* _Work to be completed_
In the listing below, locate the lines that hold the string "Добавить". Copy those lines.

* _Data shown_
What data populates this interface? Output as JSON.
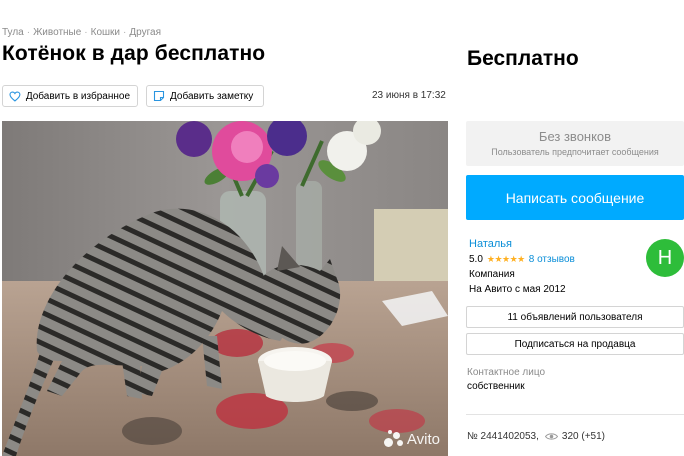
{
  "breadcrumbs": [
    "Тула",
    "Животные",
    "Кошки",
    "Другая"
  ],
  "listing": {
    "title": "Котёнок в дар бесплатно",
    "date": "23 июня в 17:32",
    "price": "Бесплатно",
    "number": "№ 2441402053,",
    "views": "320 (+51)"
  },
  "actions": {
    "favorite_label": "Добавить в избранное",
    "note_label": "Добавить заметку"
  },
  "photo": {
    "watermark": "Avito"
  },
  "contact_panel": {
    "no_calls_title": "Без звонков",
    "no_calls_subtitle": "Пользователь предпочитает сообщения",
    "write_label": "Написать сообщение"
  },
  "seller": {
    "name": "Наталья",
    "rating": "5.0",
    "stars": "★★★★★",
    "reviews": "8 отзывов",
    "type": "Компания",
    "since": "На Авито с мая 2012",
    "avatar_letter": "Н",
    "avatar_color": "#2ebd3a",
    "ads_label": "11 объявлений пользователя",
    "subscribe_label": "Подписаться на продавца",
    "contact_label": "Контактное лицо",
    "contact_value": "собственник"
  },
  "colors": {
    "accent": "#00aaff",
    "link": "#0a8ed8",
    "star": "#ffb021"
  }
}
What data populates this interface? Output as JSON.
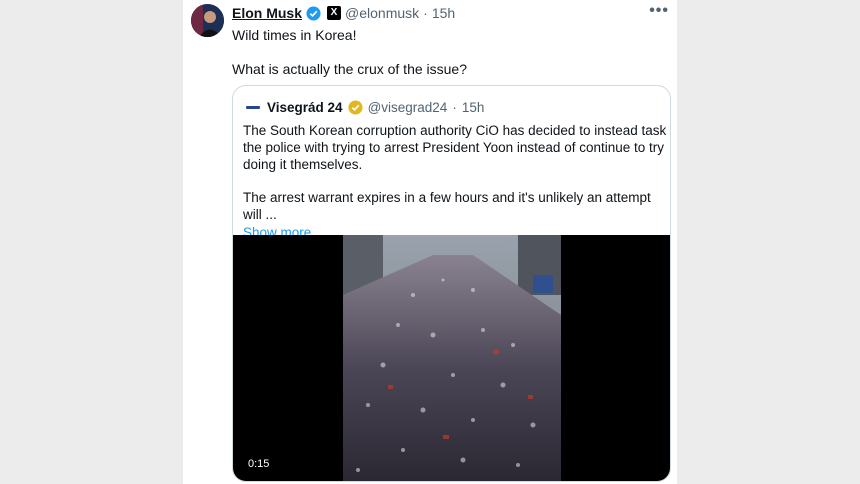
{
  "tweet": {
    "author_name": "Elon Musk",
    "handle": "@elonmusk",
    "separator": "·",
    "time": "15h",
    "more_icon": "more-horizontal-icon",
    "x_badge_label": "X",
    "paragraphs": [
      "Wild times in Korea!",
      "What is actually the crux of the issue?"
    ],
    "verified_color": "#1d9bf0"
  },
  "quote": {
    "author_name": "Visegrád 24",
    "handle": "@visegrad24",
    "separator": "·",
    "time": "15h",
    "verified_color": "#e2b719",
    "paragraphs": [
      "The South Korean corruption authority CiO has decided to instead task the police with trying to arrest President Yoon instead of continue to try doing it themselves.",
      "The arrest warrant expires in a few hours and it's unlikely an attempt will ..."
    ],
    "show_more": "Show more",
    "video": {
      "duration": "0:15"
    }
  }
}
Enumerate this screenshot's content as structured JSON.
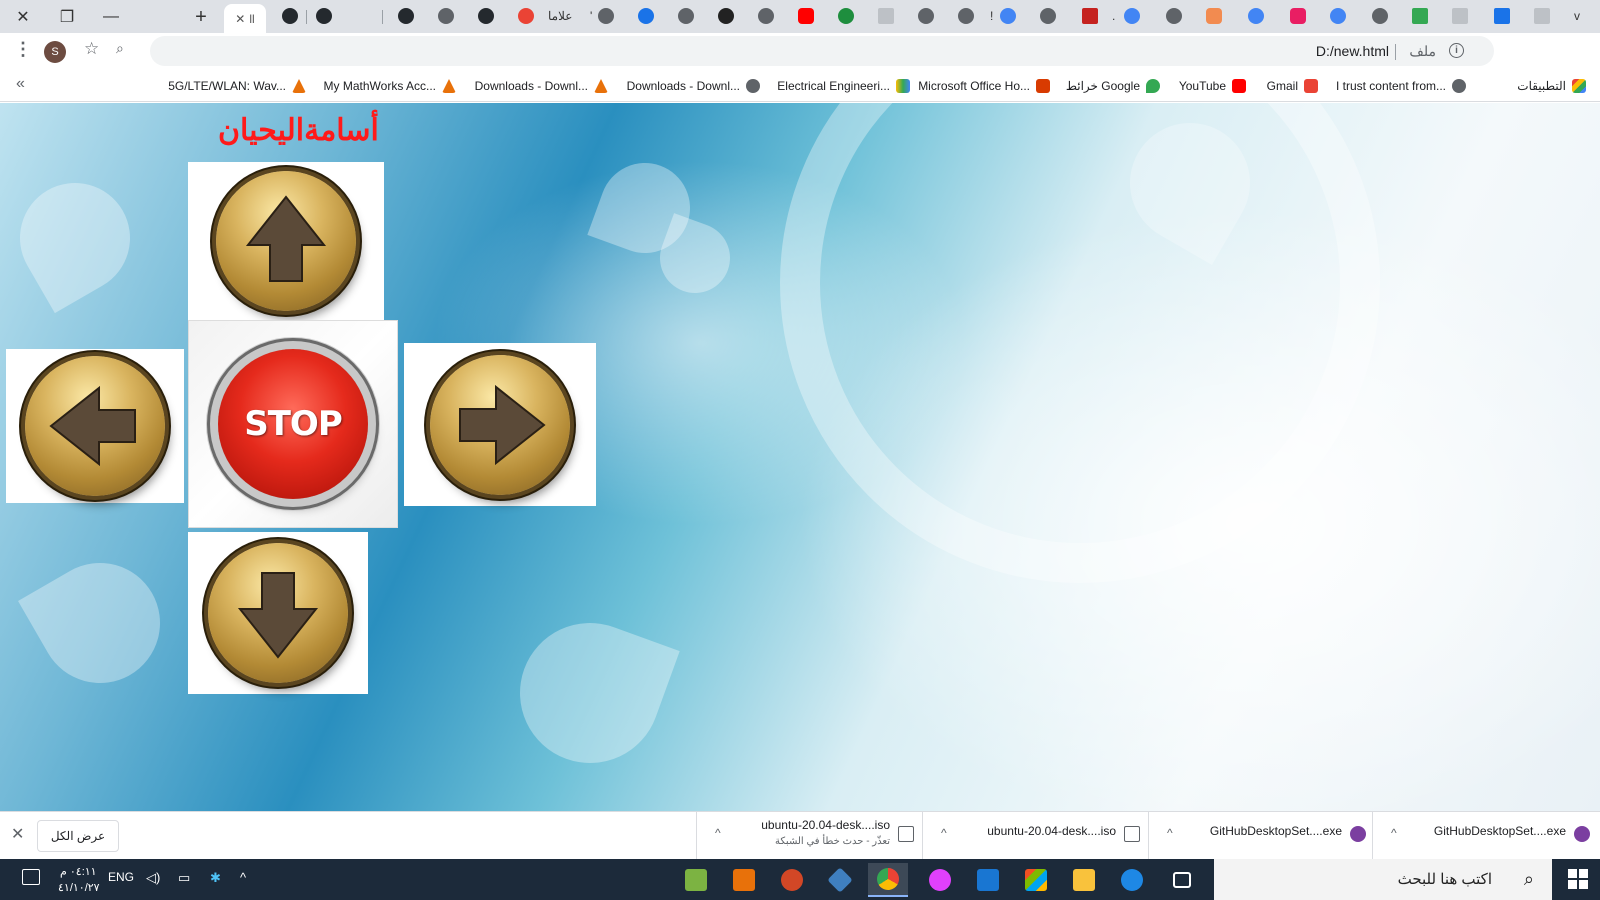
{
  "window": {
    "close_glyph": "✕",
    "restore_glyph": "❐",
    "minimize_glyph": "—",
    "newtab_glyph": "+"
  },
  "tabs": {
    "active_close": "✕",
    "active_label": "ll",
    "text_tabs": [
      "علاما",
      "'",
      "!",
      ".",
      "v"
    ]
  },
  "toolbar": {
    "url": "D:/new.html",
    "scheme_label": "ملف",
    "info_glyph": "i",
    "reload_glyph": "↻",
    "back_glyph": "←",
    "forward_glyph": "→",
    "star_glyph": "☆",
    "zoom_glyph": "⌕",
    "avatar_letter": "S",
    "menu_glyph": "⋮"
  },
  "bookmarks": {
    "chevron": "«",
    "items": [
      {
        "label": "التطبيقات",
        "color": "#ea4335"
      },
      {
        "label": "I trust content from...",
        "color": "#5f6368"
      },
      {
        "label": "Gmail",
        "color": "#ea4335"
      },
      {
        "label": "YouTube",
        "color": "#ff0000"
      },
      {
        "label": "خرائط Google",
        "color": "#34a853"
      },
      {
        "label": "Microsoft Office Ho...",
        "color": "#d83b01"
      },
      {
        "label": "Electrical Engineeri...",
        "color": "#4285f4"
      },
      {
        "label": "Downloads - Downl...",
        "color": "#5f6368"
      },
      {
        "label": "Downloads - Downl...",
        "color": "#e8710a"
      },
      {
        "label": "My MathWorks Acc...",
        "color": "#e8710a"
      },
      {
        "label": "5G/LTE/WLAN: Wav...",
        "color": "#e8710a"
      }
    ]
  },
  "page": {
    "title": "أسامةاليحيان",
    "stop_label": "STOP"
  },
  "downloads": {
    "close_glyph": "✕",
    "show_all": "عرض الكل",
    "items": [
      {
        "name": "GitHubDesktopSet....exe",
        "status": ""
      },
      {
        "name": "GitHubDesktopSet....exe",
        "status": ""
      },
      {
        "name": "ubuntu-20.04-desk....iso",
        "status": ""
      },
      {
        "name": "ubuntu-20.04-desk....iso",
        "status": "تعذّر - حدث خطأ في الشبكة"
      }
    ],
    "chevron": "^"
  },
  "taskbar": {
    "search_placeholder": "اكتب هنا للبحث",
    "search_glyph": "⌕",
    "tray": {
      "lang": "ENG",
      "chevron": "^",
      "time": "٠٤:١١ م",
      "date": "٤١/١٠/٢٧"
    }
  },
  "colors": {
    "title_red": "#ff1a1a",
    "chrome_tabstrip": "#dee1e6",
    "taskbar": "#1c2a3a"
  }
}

==

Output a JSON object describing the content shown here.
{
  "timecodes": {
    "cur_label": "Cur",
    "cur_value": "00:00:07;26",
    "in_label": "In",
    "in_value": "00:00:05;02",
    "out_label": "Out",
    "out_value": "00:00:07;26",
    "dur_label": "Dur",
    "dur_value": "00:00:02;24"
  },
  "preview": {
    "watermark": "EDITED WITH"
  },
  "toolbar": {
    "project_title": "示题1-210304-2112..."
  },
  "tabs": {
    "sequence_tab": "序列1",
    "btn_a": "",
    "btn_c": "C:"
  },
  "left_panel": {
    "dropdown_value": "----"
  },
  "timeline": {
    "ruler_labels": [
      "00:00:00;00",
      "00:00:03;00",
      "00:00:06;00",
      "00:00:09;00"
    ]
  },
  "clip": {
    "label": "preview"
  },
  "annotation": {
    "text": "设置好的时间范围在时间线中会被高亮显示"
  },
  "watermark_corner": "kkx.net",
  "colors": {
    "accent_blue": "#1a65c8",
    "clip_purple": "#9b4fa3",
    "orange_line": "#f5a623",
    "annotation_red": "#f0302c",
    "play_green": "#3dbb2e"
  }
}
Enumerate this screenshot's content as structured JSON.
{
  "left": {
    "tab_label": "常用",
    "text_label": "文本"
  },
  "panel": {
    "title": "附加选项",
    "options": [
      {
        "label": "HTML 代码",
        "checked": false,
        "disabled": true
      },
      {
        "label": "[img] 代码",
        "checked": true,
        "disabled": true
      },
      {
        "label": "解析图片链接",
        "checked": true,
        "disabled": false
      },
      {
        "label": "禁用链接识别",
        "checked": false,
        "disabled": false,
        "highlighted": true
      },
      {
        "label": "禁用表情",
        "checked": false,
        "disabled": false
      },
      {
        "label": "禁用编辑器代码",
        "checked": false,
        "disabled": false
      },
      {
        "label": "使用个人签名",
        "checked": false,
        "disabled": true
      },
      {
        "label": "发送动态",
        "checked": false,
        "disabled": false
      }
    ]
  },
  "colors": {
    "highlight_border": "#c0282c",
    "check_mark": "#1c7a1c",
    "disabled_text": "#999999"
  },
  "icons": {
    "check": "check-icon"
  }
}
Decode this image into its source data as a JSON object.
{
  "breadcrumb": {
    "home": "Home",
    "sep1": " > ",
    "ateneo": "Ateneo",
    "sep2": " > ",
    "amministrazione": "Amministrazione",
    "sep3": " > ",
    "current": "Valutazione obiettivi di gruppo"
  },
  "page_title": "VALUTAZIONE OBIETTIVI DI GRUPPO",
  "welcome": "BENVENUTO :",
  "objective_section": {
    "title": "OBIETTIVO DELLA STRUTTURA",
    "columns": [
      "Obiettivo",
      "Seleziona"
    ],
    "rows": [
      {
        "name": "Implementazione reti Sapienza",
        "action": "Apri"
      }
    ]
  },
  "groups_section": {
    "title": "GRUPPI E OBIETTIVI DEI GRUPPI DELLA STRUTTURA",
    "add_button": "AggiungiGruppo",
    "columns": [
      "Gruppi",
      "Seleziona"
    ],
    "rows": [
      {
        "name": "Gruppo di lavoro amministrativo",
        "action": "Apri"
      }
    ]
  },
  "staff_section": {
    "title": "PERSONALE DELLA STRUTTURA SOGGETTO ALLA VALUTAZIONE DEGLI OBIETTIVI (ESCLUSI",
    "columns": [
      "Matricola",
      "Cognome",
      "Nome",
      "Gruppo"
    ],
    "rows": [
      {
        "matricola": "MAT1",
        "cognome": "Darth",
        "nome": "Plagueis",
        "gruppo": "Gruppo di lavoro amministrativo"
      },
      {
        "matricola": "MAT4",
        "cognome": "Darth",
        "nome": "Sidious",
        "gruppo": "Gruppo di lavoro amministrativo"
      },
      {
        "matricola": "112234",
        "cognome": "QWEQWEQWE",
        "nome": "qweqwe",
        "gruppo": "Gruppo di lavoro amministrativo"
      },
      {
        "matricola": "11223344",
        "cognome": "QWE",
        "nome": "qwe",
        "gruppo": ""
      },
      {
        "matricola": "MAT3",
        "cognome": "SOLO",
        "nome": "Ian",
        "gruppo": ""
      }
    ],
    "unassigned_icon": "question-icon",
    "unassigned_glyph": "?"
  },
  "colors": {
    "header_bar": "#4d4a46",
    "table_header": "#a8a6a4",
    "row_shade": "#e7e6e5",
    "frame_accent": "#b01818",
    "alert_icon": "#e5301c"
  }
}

* _Solution to this task_
    "favorite_label": "Добавить в избранное",
    "note_label": "Добавить заметку"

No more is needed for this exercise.